= Task details =
Return the rows from the very first one through the line that contains "495, 490, 511]", including both ends, and copy each one without any change. Give only those lines.

= Element position data =

=-=-=-=-=

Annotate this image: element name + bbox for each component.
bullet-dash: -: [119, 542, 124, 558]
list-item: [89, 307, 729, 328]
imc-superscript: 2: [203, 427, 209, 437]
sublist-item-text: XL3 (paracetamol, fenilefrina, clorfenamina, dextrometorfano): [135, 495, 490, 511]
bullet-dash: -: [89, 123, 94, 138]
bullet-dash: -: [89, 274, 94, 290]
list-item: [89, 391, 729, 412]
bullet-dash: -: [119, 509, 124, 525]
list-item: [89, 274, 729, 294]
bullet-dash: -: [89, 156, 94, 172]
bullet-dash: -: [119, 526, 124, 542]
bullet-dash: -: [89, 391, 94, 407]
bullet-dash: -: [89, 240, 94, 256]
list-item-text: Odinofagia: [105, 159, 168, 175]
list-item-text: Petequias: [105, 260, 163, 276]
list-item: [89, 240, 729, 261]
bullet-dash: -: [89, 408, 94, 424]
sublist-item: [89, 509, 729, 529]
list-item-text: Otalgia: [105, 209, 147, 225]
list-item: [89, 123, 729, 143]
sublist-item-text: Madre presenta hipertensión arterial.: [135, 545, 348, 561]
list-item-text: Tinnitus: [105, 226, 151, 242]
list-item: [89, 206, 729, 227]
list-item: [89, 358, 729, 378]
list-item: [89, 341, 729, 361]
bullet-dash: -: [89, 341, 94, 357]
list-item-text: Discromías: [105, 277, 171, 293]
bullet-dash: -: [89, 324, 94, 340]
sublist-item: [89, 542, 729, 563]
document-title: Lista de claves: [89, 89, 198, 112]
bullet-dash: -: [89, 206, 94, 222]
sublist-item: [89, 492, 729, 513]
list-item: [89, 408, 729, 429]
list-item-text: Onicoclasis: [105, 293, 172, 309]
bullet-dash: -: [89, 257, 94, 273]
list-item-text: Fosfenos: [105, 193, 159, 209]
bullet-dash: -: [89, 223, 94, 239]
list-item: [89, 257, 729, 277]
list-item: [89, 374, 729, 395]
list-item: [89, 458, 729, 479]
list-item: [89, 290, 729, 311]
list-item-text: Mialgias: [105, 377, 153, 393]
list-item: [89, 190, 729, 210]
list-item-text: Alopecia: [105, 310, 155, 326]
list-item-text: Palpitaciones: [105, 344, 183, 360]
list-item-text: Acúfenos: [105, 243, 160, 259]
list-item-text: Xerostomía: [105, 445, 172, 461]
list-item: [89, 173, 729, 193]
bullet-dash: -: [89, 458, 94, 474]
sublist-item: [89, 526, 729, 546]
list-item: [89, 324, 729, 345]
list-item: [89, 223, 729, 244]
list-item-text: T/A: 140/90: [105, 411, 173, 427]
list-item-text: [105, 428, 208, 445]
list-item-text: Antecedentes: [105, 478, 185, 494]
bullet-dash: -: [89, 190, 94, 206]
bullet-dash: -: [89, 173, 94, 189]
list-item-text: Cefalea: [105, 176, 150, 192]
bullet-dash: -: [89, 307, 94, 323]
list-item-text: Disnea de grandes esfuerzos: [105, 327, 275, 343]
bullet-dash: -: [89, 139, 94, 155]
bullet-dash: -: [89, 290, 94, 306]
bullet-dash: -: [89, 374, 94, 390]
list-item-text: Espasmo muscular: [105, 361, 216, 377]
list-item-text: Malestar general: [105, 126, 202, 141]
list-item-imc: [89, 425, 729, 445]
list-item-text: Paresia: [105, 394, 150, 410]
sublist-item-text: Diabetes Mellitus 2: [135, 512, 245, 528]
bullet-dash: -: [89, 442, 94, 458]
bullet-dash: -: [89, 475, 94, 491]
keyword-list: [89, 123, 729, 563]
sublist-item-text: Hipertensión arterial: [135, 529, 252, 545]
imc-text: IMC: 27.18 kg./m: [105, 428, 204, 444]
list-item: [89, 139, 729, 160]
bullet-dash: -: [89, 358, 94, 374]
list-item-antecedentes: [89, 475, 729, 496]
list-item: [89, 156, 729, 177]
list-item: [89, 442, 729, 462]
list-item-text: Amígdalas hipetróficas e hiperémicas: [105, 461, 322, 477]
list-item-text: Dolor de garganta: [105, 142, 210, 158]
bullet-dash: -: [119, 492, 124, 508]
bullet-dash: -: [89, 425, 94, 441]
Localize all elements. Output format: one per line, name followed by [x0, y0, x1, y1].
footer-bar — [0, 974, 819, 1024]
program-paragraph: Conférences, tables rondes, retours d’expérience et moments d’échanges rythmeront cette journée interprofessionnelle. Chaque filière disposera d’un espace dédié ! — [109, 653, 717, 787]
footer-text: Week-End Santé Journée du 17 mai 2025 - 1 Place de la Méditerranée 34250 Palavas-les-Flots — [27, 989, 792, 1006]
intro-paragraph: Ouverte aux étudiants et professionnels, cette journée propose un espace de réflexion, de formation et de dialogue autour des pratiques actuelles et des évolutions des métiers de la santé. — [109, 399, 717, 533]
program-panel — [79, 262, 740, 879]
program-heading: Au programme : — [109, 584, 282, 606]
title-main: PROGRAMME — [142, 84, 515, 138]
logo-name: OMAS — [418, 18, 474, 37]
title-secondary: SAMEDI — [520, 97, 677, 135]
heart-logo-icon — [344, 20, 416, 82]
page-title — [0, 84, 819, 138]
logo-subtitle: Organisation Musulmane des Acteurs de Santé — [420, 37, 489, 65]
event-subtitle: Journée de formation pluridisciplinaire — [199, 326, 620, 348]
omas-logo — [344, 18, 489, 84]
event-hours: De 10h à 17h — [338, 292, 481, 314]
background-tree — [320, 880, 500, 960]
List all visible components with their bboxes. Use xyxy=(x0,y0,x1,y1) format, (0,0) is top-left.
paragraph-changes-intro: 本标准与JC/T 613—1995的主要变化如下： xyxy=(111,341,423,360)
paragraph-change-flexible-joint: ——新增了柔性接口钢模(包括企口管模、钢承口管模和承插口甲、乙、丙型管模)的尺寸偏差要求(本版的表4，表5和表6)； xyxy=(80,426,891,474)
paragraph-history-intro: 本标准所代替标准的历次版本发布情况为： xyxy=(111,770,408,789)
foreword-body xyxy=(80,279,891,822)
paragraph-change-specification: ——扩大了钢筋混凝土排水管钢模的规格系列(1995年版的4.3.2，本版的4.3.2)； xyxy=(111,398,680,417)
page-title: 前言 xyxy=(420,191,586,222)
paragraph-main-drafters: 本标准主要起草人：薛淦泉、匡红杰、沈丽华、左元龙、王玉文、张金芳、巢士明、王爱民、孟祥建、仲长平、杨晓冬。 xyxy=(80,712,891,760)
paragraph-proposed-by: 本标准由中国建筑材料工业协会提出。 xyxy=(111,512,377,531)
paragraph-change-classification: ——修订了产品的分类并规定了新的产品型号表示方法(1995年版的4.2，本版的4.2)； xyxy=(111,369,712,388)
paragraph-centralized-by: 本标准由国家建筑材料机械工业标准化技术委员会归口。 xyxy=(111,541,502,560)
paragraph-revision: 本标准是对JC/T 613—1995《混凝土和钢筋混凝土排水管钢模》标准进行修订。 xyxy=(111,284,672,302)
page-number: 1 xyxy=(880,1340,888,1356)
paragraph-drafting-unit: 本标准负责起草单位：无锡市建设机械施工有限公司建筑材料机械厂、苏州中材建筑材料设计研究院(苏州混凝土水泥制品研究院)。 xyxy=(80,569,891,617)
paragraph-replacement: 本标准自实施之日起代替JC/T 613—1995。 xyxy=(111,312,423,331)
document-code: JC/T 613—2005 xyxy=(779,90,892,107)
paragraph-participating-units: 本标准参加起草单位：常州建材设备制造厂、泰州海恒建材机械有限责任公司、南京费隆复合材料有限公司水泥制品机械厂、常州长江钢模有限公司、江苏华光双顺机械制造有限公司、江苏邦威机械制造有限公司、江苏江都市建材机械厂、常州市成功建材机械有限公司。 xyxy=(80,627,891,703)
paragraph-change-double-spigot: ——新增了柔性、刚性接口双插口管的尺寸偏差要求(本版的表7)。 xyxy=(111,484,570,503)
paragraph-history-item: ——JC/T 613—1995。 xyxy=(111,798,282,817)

=-=-=-=-=

= Task result =
Annotate this image: element name + bbox for each component.
bullet-dash: -: [119, 542, 124, 558]
list-item: [89, 307, 729, 328]
imc-superscript: 2: [203, 427, 209, 437]
sublist-item-text: XL3 (paracetamol, fenilefrina, clorfenamina, dextrometorfano): [135, 495, 490, 511]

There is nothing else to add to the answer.